Exercise input »
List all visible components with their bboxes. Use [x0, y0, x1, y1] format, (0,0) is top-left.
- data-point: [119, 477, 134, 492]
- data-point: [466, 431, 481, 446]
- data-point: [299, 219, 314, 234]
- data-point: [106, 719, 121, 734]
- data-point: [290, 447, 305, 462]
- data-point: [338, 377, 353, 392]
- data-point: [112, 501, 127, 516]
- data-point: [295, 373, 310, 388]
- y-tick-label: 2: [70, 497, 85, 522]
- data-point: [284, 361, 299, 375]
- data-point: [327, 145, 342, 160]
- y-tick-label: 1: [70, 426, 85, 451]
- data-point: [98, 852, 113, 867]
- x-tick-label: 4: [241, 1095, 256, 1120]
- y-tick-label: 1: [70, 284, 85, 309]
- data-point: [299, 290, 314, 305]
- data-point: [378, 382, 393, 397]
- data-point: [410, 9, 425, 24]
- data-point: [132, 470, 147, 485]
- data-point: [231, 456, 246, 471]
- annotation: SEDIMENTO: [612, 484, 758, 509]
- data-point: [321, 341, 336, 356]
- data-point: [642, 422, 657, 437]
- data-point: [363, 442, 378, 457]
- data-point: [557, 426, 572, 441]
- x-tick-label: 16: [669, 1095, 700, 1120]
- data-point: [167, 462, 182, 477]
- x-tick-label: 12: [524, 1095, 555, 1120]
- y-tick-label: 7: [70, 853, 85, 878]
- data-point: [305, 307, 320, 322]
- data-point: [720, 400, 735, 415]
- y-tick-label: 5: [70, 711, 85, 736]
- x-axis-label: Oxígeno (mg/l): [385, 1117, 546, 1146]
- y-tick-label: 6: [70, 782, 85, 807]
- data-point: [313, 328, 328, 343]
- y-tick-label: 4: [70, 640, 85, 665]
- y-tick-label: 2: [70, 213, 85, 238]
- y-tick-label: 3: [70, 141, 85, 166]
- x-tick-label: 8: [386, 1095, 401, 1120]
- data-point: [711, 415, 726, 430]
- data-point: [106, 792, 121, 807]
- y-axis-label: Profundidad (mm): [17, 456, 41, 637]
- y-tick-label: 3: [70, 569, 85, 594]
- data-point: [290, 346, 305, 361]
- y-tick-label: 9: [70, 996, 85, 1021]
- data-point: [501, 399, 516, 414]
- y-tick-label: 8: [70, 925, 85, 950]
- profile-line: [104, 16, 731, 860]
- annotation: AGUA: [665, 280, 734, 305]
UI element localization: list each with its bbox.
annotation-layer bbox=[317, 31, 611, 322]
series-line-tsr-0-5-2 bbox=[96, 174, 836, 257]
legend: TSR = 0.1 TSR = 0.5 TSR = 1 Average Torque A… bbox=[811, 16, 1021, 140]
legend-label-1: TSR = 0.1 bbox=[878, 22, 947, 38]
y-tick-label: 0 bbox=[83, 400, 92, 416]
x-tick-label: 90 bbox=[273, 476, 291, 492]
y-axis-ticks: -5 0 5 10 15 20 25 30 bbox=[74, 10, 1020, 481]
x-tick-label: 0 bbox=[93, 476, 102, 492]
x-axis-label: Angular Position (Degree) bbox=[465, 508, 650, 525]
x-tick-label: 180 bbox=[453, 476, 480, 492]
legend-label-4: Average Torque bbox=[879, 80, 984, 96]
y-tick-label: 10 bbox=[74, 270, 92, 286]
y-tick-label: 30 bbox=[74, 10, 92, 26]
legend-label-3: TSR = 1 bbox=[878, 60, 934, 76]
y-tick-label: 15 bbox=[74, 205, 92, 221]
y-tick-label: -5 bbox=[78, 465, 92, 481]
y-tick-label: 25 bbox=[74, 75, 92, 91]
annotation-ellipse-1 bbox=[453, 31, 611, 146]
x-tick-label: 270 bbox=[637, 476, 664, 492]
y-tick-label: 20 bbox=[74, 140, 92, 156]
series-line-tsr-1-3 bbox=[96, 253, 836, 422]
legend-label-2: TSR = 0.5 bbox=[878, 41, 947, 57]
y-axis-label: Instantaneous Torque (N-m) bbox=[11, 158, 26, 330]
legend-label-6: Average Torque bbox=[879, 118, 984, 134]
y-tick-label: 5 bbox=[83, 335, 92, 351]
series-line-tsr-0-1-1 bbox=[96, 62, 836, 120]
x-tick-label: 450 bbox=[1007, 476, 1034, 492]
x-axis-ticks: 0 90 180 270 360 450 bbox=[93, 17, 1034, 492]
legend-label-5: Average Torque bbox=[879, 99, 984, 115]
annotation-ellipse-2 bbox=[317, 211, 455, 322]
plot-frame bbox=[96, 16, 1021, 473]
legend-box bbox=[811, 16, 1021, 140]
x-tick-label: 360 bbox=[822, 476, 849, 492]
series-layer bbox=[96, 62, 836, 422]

Instructions to follow » Reproduce the entries from the start through the line containing "- data-point: [363, 442, 378, 457]", replacing "data-point" with "marker" and leaving everything else unchanged.

Response for this exercise »
List all visible components with their bboxes. Use [x0, y0, x1, y1] format, (0,0) is top-left.
- marker: [119, 477, 134, 492]
- marker: [466, 431, 481, 446]
- marker: [299, 219, 314, 234]
- marker: [106, 719, 121, 734]
- marker: [290, 447, 305, 462]
- marker: [338, 377, 353, 392]
- marker: [112, 501, 127, 516]
- marker: [295, 373, 310, 388]
- y-tick-label: 2: [70, 497, 85, 522]
- marker: [284, 361, 299, 375]
- marker: [327, 145, 342, 160]
- y-tick-label: 1: [70, 426, 85, 451]
- marker: [98, 852, 113, 867]
- x-tick-label: 4: [241, 1095, 256, 1120]
- y-tick-label: 1: [70, 284, 85, 309]
- marker: [299, 290, 314, 305]
- marker: [378, 382, 393, 397]
- marker: [410, 9, 425, 24]
- marker: [132, 470, 147, 485]
- marker: [231, 456, 246, 471]
- annotation: SEDIMENTO: [612, 484, 758, 509]
- marker: [321, 341, 336, 356]
- marker: [642, 422, 657, 437]
- marker: [363, 442, 378, 457]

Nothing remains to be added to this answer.